Next, after approval by the board, they will issue a request for proposals (RFP) for consultants to help the state develop regulations and issue RFPs for a recordkeeper and investment managers. She says they may hire a recordkeeper to provide all services or do open architecture with a recordkeeper and also have third-party investment managers.
Scott says it is possible some states will assign someone in Treasury or from the public pension to make investment decisions, but he sees most plans outsourcing. “These are programs for private-sector workers, so having outside investment managers and recordkeeers gives credibility that this is completely apart from the state,” he says.
Holton-Hodson explains that California’s legislation just provides a framework for the plan in broad brush strokes. “Now we have to translate the legislation into regulations—going from the table of contents to precise content,” she says. According to Holton-Hodson, California officials will start this summer and it will take up to six months or more before the system is ready for implementation. “It will be a public, transparent process. Every stakeholder will have time to make comments.”
Holton-Hodson says California Secure Choice will be forming a business and advisory committee of employees and representatives to figure out the most effective way to design the program so it meets everyone’s needs. As part of the process, it will develop an investment policy. The Secure Choice statute does require that the program invest in either U.S. Treasuries or something similarly safe up to the first three years, she notes.

**LIST OF TASKS**:
1. Repeat the passage on California Secure Choice word for word, from "Next, after approval" up to and including "third-party investment managers.".
2. According to the passage on California Secure Choice, for how long does the statute require the program to invest in U.S. Treasuries or something similarly safe?

**DATA PROVIDED**:
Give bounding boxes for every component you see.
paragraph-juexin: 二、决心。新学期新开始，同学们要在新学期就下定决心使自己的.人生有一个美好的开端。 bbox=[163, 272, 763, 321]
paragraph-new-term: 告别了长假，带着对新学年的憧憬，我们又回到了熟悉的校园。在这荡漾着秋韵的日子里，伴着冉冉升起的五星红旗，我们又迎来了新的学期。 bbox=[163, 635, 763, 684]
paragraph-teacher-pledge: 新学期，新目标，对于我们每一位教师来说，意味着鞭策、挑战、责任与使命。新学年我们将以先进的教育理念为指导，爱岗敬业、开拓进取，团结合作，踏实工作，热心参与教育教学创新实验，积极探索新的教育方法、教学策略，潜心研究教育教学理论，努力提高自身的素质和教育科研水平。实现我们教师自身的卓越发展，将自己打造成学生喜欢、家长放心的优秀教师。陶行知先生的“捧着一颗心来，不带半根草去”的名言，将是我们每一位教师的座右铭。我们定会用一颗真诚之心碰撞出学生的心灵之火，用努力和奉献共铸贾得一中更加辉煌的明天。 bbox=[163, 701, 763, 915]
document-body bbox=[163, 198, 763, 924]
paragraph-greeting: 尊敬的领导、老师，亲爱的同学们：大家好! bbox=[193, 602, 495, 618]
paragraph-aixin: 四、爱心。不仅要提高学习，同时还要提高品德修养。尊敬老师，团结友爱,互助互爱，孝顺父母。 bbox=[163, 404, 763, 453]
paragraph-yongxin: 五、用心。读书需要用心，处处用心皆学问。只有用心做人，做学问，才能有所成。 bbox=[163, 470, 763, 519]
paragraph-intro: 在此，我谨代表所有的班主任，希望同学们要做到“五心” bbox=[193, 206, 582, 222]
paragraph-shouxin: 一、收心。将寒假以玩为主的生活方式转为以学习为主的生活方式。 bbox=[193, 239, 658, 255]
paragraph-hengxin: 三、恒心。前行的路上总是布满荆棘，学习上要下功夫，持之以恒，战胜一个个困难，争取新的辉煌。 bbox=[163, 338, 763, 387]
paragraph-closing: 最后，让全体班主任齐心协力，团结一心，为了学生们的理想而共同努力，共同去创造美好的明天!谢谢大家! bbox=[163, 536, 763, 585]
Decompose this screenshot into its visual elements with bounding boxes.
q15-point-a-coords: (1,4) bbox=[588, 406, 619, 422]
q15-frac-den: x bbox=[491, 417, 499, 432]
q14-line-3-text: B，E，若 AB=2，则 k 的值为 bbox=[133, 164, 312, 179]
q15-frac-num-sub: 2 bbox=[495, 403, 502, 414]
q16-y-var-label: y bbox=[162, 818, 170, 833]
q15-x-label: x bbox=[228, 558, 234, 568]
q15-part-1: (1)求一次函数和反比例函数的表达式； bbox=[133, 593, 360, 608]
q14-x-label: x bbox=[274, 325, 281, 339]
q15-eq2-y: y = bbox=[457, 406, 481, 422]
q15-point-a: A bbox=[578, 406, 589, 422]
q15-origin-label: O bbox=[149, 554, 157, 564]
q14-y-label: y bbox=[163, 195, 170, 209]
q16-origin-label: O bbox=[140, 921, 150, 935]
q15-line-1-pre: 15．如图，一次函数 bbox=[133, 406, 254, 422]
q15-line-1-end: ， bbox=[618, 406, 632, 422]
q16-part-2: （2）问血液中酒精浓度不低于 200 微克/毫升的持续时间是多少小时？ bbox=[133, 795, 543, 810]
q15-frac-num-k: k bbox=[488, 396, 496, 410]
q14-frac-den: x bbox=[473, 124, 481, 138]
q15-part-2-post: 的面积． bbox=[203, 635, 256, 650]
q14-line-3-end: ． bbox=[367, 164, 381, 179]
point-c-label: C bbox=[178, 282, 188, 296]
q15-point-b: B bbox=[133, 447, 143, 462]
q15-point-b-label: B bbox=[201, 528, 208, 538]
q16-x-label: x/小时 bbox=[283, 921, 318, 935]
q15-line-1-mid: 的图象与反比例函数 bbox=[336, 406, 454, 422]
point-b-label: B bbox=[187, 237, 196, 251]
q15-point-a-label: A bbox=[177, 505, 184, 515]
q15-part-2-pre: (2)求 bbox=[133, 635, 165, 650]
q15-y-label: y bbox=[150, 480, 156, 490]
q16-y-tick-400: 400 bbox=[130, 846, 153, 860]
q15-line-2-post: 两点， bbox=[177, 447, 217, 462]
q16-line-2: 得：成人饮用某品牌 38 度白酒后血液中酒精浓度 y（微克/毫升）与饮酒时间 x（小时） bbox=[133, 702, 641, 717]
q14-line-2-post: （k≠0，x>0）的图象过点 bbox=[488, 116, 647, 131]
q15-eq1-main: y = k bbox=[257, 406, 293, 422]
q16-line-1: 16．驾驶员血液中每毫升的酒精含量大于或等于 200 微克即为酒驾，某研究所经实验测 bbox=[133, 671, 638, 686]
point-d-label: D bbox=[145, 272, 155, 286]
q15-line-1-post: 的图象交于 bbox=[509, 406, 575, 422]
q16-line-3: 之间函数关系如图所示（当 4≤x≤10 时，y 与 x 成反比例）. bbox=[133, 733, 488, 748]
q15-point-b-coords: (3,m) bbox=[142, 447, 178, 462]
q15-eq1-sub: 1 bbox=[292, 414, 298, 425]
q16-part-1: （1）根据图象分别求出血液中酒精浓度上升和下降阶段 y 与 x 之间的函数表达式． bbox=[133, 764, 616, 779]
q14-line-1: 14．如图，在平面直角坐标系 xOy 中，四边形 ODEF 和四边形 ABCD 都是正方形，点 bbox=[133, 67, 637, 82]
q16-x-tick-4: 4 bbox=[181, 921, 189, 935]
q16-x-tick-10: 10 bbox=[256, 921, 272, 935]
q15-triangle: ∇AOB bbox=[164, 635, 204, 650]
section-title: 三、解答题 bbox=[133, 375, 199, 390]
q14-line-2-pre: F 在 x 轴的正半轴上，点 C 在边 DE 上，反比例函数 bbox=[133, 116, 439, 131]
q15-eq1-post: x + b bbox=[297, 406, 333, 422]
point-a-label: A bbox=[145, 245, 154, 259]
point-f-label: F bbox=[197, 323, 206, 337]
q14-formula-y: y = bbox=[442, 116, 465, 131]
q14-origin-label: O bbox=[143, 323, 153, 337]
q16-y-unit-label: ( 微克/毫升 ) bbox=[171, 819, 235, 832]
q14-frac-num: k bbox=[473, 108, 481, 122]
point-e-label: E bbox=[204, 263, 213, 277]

**TASK-BY-TASK RESULTS**:
1.
Next, after approval by the board, they will issue a request for proposals (RFP) for consultants to help the state develop regulations and issue RFPs for a recordkeeper and investment managers. She says they may hire a recordkeeper to provide all services or do open architecture with a recordkeeper and also have third-party investment managers.

2. Up to the first three years.